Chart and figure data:
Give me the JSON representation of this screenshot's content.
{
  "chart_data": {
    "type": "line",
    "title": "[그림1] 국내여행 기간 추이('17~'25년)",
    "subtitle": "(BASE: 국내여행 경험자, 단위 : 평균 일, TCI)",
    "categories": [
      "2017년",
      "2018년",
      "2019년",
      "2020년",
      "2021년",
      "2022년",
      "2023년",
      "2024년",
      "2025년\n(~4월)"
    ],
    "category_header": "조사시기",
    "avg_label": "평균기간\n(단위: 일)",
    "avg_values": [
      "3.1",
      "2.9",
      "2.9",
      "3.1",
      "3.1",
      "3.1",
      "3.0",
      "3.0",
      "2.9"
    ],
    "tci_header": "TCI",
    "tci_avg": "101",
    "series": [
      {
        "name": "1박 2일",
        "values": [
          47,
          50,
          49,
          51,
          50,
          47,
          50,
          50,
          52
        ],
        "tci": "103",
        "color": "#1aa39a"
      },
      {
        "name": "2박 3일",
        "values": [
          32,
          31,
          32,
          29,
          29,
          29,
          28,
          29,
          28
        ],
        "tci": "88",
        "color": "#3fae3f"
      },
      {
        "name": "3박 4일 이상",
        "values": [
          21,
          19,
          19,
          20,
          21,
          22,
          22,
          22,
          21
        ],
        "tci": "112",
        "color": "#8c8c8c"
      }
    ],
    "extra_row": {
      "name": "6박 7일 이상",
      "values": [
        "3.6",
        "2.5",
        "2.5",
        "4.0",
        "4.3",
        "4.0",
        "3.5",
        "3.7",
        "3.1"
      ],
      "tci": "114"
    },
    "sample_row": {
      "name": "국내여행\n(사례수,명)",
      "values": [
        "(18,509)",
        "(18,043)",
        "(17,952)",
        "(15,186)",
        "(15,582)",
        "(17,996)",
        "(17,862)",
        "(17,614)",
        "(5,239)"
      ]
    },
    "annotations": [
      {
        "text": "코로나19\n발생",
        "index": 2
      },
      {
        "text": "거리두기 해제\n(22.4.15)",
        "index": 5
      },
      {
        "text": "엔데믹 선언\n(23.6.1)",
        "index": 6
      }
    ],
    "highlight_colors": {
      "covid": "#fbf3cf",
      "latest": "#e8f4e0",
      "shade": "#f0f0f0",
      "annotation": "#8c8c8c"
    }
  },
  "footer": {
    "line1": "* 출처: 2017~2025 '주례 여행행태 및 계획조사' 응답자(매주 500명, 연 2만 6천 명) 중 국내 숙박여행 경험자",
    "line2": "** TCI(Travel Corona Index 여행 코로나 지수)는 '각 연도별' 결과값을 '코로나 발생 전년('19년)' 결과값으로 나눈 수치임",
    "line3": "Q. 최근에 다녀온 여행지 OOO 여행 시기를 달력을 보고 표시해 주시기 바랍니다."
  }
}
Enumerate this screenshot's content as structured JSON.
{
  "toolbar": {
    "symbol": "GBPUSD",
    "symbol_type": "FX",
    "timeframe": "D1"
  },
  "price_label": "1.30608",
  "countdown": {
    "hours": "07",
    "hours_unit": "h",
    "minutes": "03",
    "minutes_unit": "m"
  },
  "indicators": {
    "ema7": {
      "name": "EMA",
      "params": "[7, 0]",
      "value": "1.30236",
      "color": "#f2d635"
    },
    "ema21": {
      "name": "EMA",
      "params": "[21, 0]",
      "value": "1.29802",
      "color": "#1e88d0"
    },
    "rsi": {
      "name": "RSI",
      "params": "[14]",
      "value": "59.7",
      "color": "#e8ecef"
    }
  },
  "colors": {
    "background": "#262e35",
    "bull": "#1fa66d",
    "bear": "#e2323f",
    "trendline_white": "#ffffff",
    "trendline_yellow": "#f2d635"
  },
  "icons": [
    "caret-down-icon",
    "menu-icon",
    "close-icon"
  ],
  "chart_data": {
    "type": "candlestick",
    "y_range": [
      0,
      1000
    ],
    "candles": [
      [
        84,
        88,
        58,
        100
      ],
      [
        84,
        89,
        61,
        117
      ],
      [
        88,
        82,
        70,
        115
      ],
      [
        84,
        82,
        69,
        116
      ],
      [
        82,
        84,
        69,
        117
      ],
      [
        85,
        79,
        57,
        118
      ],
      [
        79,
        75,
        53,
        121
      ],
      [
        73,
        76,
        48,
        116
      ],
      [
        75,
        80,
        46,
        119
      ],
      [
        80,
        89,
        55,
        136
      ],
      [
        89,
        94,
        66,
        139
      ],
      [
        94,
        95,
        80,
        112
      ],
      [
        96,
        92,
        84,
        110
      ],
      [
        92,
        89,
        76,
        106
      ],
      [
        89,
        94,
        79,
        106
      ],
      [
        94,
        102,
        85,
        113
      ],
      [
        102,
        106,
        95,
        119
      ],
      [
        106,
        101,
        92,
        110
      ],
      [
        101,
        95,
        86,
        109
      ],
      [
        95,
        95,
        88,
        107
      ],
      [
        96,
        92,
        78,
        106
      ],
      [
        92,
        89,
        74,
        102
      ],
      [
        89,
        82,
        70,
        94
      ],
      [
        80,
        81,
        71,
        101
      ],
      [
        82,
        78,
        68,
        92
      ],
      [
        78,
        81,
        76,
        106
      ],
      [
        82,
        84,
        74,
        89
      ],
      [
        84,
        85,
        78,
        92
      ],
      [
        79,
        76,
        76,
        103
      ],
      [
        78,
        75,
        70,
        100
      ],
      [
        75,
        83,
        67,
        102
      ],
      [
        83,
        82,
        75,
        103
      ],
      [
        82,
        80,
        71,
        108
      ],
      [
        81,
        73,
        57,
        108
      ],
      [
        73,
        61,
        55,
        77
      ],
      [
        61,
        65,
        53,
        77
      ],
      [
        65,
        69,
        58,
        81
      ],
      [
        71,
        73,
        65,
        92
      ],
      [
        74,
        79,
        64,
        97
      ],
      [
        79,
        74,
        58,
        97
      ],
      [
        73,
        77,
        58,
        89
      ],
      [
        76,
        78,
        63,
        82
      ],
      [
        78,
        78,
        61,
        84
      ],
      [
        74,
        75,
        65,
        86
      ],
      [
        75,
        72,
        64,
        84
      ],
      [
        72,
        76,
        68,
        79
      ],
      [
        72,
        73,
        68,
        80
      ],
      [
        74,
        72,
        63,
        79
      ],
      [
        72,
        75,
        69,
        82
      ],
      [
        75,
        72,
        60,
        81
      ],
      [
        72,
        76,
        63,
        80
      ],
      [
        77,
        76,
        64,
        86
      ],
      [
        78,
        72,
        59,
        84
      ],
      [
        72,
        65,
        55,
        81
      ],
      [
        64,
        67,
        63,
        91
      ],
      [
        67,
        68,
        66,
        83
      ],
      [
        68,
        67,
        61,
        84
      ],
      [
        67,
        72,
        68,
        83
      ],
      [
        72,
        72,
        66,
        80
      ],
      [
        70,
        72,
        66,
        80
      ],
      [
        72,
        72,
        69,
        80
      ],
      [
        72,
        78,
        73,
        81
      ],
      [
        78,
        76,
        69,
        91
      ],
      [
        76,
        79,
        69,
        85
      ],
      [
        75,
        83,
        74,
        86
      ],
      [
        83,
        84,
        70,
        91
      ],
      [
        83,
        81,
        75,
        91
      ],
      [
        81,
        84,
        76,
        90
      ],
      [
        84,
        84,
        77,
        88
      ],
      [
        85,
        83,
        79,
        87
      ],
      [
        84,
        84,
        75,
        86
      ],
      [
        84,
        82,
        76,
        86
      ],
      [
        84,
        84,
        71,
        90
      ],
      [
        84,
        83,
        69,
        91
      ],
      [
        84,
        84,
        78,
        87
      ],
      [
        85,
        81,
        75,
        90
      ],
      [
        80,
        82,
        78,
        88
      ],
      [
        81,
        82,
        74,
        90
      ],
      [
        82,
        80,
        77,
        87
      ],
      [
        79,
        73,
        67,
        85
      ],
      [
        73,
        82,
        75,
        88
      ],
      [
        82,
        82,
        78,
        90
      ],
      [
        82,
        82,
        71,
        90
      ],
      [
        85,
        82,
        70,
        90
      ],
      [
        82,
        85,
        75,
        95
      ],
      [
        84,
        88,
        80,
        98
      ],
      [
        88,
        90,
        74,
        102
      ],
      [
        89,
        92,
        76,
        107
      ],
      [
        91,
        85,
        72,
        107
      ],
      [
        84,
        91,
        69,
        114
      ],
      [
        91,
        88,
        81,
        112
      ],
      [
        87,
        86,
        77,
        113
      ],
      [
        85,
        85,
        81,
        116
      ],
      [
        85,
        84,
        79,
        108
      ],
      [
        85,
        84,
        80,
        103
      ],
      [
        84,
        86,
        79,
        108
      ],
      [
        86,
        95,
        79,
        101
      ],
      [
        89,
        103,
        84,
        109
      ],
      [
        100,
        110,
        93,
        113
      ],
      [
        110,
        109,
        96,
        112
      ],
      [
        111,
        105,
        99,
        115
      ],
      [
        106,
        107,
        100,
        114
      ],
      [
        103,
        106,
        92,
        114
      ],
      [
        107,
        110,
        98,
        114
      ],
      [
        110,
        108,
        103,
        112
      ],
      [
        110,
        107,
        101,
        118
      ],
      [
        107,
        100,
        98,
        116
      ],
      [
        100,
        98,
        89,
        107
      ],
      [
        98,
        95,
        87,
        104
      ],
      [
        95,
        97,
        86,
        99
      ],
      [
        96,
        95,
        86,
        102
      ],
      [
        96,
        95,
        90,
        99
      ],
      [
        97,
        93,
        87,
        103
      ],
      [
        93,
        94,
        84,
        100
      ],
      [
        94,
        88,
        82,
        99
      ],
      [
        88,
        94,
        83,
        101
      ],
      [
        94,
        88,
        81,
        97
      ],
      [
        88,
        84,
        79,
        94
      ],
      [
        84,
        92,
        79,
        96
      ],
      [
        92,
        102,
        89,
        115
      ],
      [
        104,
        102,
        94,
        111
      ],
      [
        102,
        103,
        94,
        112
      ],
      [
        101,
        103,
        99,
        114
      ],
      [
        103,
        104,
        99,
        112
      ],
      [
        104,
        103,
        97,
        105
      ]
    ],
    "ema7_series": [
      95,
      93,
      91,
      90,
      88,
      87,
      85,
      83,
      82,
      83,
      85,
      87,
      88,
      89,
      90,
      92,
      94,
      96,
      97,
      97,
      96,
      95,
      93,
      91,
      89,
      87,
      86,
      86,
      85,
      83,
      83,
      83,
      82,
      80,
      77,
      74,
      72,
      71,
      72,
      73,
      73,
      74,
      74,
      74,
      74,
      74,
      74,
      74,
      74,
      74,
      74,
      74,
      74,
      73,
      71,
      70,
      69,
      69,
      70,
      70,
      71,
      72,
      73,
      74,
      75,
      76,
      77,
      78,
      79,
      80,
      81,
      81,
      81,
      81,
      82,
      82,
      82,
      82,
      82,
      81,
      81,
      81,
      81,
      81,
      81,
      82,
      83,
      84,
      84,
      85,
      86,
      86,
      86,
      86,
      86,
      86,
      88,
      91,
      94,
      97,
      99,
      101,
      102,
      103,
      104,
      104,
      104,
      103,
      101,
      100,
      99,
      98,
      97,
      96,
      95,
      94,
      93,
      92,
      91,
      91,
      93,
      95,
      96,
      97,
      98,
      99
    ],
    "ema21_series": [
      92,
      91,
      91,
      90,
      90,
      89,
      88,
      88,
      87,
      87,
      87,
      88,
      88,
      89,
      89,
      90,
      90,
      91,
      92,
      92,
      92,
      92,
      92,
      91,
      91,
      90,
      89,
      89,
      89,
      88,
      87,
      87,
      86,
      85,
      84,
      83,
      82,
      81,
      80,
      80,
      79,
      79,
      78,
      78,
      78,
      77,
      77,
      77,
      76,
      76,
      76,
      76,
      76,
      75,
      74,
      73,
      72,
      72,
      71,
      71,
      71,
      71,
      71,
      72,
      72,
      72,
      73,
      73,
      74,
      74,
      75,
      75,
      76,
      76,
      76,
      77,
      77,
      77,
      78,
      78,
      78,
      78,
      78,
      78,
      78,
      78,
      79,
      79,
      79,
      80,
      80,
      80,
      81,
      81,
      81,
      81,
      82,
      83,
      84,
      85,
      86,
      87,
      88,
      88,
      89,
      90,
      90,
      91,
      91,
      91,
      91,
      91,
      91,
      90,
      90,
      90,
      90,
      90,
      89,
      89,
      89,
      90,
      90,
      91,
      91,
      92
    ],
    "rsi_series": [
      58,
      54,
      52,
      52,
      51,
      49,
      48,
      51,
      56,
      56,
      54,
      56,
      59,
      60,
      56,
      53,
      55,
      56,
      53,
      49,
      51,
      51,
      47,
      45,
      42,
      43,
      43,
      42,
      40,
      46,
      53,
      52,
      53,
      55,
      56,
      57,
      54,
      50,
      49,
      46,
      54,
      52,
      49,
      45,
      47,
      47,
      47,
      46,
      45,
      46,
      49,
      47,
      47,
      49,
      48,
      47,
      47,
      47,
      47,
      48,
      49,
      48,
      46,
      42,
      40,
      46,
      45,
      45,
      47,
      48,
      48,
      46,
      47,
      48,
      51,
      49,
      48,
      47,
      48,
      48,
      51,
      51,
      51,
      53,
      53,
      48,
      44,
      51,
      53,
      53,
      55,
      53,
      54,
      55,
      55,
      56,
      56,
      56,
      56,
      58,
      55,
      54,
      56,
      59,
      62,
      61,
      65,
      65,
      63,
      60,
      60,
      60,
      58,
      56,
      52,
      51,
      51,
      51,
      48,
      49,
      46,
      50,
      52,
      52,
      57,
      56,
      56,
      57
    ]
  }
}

Exercise brief: Among the records above, find each line holding the string "screenshot" and pull it out.

In response:
Give me the JSON representation of this screenshot's content.
Enumerate this screenshot's content as structured JSON.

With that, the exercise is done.